-------- Listing --------
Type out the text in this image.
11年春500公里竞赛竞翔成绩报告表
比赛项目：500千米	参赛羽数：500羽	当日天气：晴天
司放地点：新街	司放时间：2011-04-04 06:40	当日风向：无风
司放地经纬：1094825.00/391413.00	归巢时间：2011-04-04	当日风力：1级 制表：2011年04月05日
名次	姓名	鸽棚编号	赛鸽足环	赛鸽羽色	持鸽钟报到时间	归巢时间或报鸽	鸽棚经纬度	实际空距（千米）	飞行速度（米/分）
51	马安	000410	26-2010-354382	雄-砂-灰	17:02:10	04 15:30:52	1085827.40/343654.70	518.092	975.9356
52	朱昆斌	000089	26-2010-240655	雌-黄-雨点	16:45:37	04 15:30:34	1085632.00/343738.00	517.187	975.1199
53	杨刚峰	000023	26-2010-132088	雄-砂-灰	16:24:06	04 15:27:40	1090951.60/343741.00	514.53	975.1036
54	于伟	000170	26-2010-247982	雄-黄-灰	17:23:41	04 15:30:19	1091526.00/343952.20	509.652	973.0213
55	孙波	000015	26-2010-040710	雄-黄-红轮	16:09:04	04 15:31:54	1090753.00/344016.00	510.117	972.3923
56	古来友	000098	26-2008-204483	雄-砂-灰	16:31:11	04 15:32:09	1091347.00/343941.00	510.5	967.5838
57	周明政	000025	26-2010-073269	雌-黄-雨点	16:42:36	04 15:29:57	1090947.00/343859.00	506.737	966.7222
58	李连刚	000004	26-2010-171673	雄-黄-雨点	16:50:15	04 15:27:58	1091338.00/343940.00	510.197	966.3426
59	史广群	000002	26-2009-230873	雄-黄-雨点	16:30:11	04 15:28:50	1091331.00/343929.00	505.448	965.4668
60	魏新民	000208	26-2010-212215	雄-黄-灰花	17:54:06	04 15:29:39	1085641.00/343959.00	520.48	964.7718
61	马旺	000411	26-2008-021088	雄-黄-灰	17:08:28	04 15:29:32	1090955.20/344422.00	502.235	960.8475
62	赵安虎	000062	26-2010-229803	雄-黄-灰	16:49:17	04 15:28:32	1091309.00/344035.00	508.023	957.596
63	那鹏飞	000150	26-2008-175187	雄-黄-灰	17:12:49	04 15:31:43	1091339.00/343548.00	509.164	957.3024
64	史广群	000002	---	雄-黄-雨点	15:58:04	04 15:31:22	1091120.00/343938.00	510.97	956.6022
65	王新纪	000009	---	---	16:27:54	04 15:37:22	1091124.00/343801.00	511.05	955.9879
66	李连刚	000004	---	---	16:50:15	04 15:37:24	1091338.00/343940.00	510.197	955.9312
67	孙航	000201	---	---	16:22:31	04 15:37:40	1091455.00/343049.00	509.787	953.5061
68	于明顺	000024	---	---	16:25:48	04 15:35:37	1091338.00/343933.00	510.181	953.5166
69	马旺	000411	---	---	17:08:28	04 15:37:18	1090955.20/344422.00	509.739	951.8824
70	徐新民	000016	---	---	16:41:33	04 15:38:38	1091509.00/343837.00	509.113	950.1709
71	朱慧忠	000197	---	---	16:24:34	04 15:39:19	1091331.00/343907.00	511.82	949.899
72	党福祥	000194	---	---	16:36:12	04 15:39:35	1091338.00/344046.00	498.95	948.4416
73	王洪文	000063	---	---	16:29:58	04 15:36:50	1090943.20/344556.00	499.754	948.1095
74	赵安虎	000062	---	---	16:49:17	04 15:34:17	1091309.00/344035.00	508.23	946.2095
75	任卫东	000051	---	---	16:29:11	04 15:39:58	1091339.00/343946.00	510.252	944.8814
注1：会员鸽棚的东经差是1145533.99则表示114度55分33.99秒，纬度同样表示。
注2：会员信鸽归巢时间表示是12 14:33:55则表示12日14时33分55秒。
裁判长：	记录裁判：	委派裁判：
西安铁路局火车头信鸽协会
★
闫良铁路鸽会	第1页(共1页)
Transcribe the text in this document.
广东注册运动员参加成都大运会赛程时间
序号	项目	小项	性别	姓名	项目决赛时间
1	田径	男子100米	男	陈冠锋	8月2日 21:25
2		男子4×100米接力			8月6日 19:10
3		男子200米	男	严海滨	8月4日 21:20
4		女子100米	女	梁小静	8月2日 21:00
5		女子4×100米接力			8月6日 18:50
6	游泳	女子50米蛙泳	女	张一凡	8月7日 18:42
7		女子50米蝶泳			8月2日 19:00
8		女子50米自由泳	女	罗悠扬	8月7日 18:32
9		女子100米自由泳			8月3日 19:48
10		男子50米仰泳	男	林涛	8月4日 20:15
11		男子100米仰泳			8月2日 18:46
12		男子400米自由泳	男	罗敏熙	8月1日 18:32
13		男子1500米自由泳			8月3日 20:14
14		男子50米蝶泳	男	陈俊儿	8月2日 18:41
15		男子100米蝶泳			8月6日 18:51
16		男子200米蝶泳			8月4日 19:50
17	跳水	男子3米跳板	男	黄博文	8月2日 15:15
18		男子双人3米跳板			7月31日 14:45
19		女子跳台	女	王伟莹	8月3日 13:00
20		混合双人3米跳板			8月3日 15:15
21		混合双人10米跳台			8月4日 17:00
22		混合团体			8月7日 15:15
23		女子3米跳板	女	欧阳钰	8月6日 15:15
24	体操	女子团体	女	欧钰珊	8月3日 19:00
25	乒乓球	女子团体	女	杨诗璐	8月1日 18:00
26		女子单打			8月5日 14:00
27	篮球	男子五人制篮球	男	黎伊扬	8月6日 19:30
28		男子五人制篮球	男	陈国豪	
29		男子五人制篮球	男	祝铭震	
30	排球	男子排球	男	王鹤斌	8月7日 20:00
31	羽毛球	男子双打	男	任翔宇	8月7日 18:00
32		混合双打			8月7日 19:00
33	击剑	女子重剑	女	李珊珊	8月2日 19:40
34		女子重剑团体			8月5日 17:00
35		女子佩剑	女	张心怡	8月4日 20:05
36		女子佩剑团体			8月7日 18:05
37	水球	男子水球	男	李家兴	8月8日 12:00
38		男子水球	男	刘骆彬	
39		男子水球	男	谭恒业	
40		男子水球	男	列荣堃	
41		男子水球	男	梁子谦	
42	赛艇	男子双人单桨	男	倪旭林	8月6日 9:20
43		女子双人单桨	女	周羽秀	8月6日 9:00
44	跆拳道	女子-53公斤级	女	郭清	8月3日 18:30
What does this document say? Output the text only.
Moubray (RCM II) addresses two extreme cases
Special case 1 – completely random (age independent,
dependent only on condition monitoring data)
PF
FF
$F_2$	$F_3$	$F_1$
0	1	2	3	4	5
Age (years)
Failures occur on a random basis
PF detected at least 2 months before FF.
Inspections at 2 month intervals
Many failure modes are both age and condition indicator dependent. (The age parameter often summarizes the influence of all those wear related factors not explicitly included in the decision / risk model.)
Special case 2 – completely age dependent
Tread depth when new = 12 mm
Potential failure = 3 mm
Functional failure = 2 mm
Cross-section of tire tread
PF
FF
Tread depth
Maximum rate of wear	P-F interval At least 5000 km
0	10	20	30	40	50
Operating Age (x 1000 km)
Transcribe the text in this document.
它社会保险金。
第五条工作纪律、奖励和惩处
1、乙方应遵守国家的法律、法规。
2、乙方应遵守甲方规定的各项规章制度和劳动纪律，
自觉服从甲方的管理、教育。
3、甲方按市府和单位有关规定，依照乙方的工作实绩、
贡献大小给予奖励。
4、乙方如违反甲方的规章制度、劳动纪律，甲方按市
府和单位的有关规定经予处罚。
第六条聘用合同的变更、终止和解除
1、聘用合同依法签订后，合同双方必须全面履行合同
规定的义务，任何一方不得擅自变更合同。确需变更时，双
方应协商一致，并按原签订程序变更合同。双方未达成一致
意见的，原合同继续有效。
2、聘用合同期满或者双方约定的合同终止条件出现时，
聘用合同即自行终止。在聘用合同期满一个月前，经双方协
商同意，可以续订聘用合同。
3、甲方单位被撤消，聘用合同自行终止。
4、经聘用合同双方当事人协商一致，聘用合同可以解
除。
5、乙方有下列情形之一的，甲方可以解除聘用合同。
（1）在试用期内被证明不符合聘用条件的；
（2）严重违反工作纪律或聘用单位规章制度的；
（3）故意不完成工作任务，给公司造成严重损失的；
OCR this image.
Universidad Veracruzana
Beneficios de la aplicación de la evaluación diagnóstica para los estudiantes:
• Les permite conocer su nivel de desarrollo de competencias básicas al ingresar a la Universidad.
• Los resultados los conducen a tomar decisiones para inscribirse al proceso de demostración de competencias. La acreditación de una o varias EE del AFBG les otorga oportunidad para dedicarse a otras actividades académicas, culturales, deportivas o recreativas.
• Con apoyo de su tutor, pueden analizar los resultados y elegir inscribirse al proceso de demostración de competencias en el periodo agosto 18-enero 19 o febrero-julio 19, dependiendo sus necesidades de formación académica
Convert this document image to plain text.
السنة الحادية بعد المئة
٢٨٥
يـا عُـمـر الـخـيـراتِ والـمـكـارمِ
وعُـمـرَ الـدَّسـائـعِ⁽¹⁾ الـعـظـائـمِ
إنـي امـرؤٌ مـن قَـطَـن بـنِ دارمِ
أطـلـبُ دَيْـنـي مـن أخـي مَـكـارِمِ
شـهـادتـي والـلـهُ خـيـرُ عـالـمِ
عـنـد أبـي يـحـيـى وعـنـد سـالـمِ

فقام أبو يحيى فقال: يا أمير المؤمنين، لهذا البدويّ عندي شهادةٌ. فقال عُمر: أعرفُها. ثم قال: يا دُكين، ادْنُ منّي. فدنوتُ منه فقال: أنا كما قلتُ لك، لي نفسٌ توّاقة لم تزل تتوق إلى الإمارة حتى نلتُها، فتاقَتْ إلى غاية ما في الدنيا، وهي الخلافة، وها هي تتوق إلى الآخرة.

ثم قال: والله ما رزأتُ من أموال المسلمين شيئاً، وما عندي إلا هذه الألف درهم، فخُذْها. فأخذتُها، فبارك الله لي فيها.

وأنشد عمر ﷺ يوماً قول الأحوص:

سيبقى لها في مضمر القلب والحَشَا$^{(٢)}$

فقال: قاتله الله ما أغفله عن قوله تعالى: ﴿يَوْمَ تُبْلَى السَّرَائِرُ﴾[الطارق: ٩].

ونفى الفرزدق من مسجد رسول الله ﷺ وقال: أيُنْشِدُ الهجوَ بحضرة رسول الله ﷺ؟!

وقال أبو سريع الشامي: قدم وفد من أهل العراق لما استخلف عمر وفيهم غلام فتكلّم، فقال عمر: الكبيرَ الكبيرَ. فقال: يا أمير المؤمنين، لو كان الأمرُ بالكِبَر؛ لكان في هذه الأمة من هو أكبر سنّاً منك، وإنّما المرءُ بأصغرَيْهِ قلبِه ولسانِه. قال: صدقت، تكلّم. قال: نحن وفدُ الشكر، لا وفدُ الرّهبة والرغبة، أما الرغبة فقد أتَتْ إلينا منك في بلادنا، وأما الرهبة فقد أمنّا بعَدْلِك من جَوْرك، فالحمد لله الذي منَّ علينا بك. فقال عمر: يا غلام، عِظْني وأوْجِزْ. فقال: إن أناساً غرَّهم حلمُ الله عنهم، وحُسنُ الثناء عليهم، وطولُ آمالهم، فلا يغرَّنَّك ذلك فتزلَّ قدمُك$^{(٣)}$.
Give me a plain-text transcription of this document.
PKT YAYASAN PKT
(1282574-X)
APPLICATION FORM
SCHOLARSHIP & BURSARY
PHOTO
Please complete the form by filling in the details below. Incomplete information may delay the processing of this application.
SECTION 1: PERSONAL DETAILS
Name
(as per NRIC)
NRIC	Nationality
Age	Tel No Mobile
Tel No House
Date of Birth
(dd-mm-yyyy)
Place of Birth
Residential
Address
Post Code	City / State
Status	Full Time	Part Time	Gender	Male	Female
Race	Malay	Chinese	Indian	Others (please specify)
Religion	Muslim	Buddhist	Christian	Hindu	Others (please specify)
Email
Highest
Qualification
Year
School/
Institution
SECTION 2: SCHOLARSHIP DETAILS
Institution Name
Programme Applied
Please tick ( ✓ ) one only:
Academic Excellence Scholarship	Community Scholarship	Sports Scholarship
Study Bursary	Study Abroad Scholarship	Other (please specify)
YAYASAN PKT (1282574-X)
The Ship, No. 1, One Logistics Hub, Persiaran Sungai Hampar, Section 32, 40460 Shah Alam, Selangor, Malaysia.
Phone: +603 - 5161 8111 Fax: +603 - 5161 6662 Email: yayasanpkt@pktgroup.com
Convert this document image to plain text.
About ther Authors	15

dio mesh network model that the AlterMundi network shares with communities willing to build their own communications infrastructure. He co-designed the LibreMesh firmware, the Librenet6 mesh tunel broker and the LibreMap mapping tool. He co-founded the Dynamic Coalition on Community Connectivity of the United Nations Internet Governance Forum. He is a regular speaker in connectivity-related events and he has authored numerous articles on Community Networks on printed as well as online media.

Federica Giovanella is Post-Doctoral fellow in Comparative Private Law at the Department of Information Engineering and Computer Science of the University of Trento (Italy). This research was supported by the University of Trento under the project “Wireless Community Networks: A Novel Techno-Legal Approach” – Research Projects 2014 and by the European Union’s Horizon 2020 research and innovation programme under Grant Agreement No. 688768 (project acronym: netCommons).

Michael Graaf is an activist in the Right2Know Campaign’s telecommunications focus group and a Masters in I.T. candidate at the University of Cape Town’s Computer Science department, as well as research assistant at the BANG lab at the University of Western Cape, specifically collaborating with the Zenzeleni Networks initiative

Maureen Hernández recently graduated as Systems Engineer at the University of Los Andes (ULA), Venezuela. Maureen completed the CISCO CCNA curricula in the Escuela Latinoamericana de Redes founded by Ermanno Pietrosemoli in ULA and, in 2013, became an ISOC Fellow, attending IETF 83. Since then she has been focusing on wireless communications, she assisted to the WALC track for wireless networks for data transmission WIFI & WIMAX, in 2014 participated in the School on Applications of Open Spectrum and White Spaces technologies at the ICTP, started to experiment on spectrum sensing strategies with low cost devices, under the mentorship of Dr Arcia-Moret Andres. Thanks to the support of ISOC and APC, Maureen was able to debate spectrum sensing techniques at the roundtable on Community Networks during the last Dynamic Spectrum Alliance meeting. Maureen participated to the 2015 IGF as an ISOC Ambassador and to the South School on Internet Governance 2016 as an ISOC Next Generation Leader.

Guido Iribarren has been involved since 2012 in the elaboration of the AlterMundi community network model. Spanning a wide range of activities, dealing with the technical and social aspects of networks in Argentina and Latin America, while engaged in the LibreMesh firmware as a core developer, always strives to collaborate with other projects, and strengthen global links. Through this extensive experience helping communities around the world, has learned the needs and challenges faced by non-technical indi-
--------
Select all lines in the listing that include the word "image".

◆ Finished exercise
Type out the text in this image.
OCR this image.
Convert this document image to plain text.
Convert this document image to plain text.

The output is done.